▶ _Given exercise_: Return a copy of each line that holds the string "Real".

▶ _Exercise inputs_:
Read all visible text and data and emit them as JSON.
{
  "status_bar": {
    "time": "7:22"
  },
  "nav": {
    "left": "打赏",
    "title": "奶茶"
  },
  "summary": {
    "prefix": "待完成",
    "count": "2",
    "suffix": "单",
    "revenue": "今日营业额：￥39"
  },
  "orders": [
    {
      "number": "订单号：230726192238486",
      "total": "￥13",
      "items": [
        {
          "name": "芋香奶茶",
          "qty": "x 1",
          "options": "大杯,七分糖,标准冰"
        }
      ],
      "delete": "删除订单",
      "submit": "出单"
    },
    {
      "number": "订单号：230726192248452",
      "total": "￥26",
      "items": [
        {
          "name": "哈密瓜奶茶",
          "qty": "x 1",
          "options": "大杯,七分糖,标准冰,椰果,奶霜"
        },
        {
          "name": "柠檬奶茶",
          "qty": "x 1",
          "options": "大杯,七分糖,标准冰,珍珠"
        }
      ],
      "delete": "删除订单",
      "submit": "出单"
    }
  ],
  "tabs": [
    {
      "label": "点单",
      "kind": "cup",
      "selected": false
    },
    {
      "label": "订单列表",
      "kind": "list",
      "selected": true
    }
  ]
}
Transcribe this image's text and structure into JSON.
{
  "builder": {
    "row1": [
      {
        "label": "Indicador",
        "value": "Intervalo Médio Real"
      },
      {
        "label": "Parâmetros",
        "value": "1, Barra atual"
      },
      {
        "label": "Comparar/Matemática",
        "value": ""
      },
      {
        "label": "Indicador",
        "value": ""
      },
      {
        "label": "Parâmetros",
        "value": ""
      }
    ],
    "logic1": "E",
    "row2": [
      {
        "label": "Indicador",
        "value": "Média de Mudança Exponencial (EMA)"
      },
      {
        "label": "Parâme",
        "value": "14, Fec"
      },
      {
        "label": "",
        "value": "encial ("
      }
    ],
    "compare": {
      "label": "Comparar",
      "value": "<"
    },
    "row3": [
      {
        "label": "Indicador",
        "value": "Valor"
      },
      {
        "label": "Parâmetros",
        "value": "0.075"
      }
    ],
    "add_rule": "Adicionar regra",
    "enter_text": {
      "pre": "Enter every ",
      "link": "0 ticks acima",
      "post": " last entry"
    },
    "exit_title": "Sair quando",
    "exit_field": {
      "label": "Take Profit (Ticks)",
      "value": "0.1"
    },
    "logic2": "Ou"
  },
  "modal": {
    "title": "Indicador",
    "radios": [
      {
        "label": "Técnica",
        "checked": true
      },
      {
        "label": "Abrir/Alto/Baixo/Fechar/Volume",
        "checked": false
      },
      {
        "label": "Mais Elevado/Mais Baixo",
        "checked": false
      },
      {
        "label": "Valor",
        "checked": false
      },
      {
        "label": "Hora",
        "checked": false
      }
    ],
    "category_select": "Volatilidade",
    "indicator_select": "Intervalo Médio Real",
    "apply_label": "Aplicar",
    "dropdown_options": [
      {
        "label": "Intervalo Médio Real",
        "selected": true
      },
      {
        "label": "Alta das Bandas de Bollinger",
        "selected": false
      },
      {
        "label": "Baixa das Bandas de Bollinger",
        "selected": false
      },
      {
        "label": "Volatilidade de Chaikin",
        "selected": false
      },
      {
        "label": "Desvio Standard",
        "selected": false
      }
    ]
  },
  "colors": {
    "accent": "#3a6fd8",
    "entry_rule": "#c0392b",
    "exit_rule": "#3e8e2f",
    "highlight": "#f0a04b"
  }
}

▶ _Task answer_:
        "value": "Intervalo Médio Real"
    "indicator_select": "Intervalo Médio Real",
        "label": "Intervalo Médio Real",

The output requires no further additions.